### Material
--- Begin ---
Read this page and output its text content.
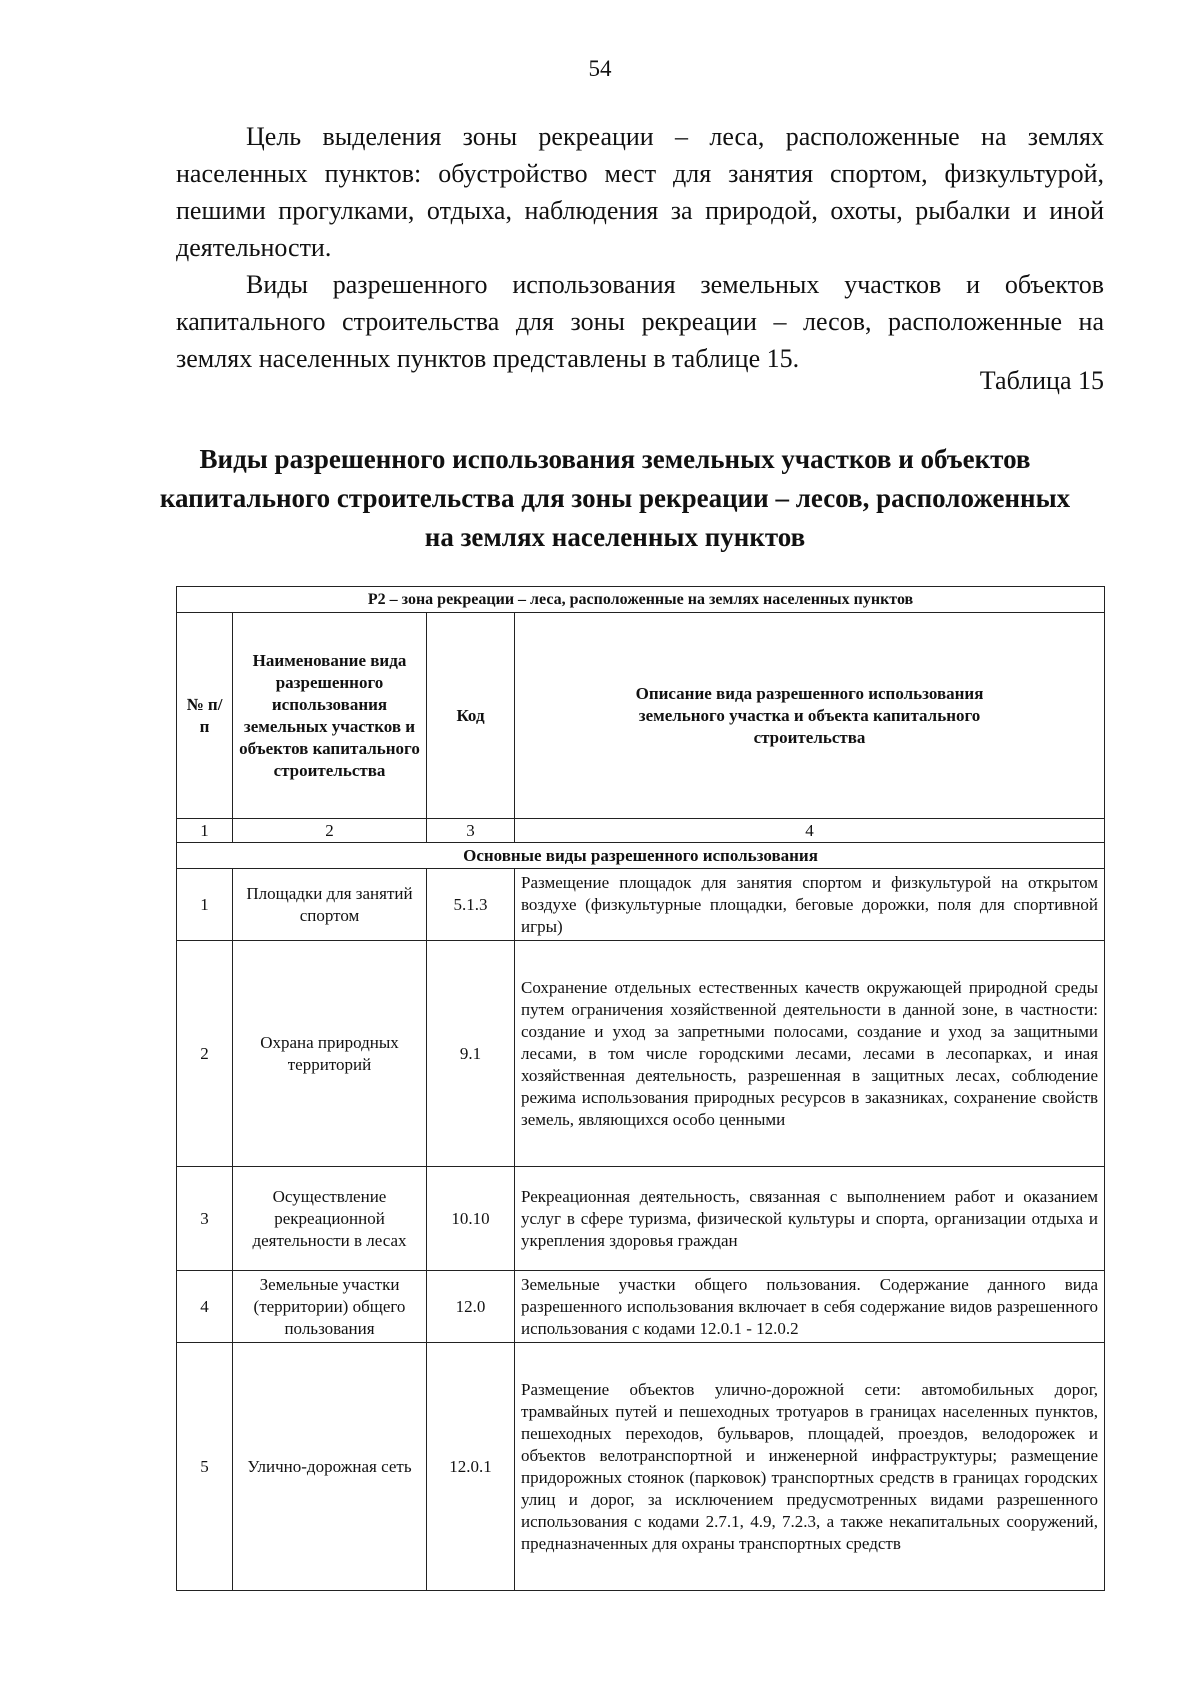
54

Цель выделения зоны рекреации – леса, расположенные на землях населенных пунктов: обустройство мест для занятия спортом, физкультурой, пешими прогулками, отдыха, наблюдения за природой, охоты, рыбалки и иной деятельности.

Виды разрешенного использования земельных участков и объектов капитального строительства для зоны рекреации – лесов, расположенные на землях населенных пунктов представлены в таблице 15.

Таблица 15
Виды разрешенного использования земельных участков и объектов капитального строительства для зоны рекреации – лесов, расположенных на землях населенных пунктов
Р2 – зона рекреации – леса, расположенные на землях населенных пунктов			
№ п/п	Наименование вида разрешенного использования земельных участков и объектов капитального строительства	Код	Описание вида разрешенного использования земельного участка и объекта капитального строительства
1	2	3	4
Основные виды разрешенного использования			
1	Площадки для занятий спортом	5.1.3	Размещение площадок для занятия спортом и физкультурой на открытом воздухе (физкультурные площадки, беговые дорожки, поля для спортивной игры)
2	Охрана природных территорий	9.1	Сохранение отдельных естественных качеств окружающей природной среды путем ограничения хозяйственной деятельности в данной зоне, в частности: создание и уход за запретными полосами, создание и уход за защитными лесами, в том числе городскими лесами, лесами в лесопарках, и иная хозяйственная деятельность, разрешенная в защитных лесах, соблюдение режима использования природных ресурсов в заказниках, сохранение свойств земель, являющихся особо ценными
3	Осуществление рекреационной деятельности в лесах	10.10	Рекреационная деятельность, связанная с выполнением работ и оказанием услуг в сфере туризма, физической культуры и спорта, организации отдыха и укрепления здоровья граждан
4	Земельные участки (территории) общего пользования	12.0	Земельные участки общего пользования. Содержание данного вида разрешенного использования включает в себя содержание видов разрешенного использования с кодами 12.0.1 - 12.0.2
5	Улично-дорожная сеть	12.0.1	Размещение объектов улично-дорожной сети: автомобильных дорог, трамвайных путей и пешеходных тротуаров в границах населенных пунктов, пешеходных переходов, бульваров, площадей, проездов, велодорожек и объектов велотранспортной и инженерной инфраструктуры; размещение придорожных стоянок (парковок) транспортных средств в границах городских улиц и дорог, за исключением предусмотренных видами разрешенного использования с кодами 2.7.1, 4.9, 7.2.3, а также некапитальных сооружений, предназначенных для охраны транспортных средств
--- End ---
### To be done
Give back every line exactly as it stands, pictures excluded.

### Response to this task
Read this page and output its text content.
54

Цель выделения зоны рекреации – леса, расположенные на землях населенных пунктов: обустройство мест для занятия спортом, физкультурой, пешими прогулками, отдыха, наблюдения за природой, охоты, рыбалки и иной деятельности.

Виды разрешенного использования земельных участков и объектов капитального строительства для зоны рекреации – лесов, расположенные на землях населенных пунктов представлены в таблице 15.

Таблица 15
Виды разрешенного использования земельных участков и объектов капитального строительства для зоны рекреации – лесов, расположенных на землях населенных пунктов
Р2 – зона рекреации – леса, расположенные на землях населенных пунктов			
№ п/п	Наименование вида разрешенного использования земельных участков и объектов капитального строительства	Код	Описание вида разрешенного использования земельного участка и объекта капитального строительства
1	2	3	4
Основные виды разрешенного использования			
1	Площадки для занятий спортом	5.1.3	Размещение площадок для занятия спортом и физкультурой на открытом воздухе (физкультурные площадки, беговые дорожки, поля для спортивной игры)
2	Охрана природных территорий	9.1	Сохранение отдельных естественных качеств окружающей природной среды путем ограничения хозяйственной деятельности в данной зоне, в частности: создание и уход за запретными полосами, создание и уход за защитными лесами, в том числе городскими лесами, лесами в лесопарках, и иная хозяйственная деятельность, разрешенная в защитных лесах, соблюдение режима использования природных ресурсов в заказниках, сохранение свойств земель, являющихся особо ценными
3	Осуществление рекреационной деятельности в лесах	10.10	Рекреационная деятельность, связанная с выполнением работ и оказанием услуг в сфере туризма, физической культуры и спорта, организации отдыха и укрепления здоровья граждан
4	Земельные участки (территории) общего пользования	12.0	Земельные участки общего пользования. Содержание данного вида разрешенного использования включает в себя содержание видов разрешенного использования с кодами 12.0.1 - 12.0.2
5	Улично-дорожная сеть	12.0.1	Размещение объектов улично-дорожной сети: автомобильных дорог, трамвайных путей и пешеходных тротуаров в границах населенных пунктов, пешеходных переходов, бульваров, площадей, проездов, велодорожек и объектов велотранспортной и инженерной инфраструктуры; размещение придорожных стоянок (парковок) транспортных средств в границах городских улиц и дорог, за исключением предусмотренных видами разрешенного использования с кодами 2.7.1, 4.9, 7.2.3, а также некапитальных сооружений, предназначенных для охраны транспортных средств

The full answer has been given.